Stored data:

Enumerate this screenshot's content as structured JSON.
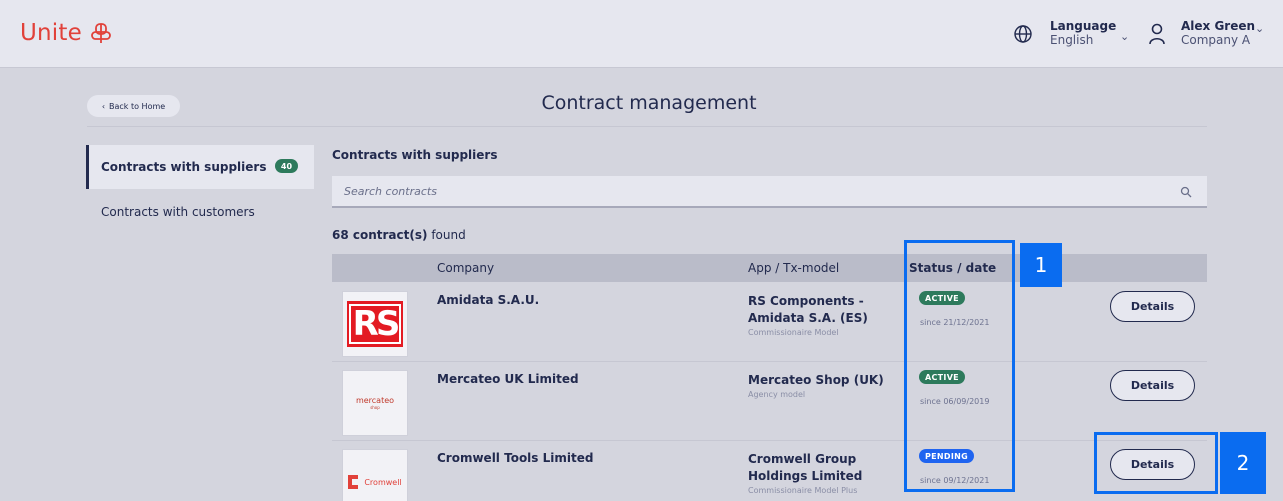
{
  "header": {
    "logo_text": "Unite",
    "language_label": "Language",
    "language_value": "English",
    "user_name": "Alex Green",
    "user_company": "Company A"
  },
  "page": {
    "back_label": "Back to Home",
    "title": "Contract management"
  },
  "sidebar": {
    "items": [
      {
        "label": "Contracts with suppliers",
        "count": "40",
        "active": true
      },
      {
        "label": "Contracts with customers",
        "active": false
      }
    ]
  },
  "main": {
    "section_title": "Contracts with suppliers",
    "search_placeholder": "Search contracts",
    "found_count": "68 contract(s)",
    "found_suffix": " found",
    "columns": [
      "Company",
      "App / Tx-model",
      "Status / date"
    ],
    "details_label": "Details",
    "rows": [
      {
        "logo": "RS",
        "company": "Amidata S.A.U.",
        "app": "RS Components - Amidata S.A. (ES)",
        "model": "Commissionaire Model",
        "status": "ACTIVE",
        "since": "since 21/12/2021"
      },
      {
        "logo": "mercateo",
        "logo_sub": "shop",
        "company": "Mercateo UK Limited",
        "app": "Mercateo Shop (UK)",
        "model": "Agency model",
        "status": "ACTIVE",
        "since": "since 06/09/2019"
      },
      {
        "logo": "Cromwell",
        "company": "Cromwell Tools Limited",
        "app": "Cromwell Group Holdings Limited",
        "model": "Commissionaire Model Plus",
        "status": "PENDING",
        "since": "since 09/12/2021"
      }
    ]
  },
  "annotations": [
    "1",
    "2"
  ],
  "colors": {
    "brand": "#e1413a",
    "active": "#2d7a5c",
    "pending": "#1f64f0",
    "annotation": "#0a6cf0",
    "navy": "#222a4e"
  }
}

Exercise prompt:
Search the entries for "Amidata" and copy out each line that has it.

Answer to this task:
        "company": "Amidata S.A.U.",
        "app": "RS Components - Amidata S.A. (ES)",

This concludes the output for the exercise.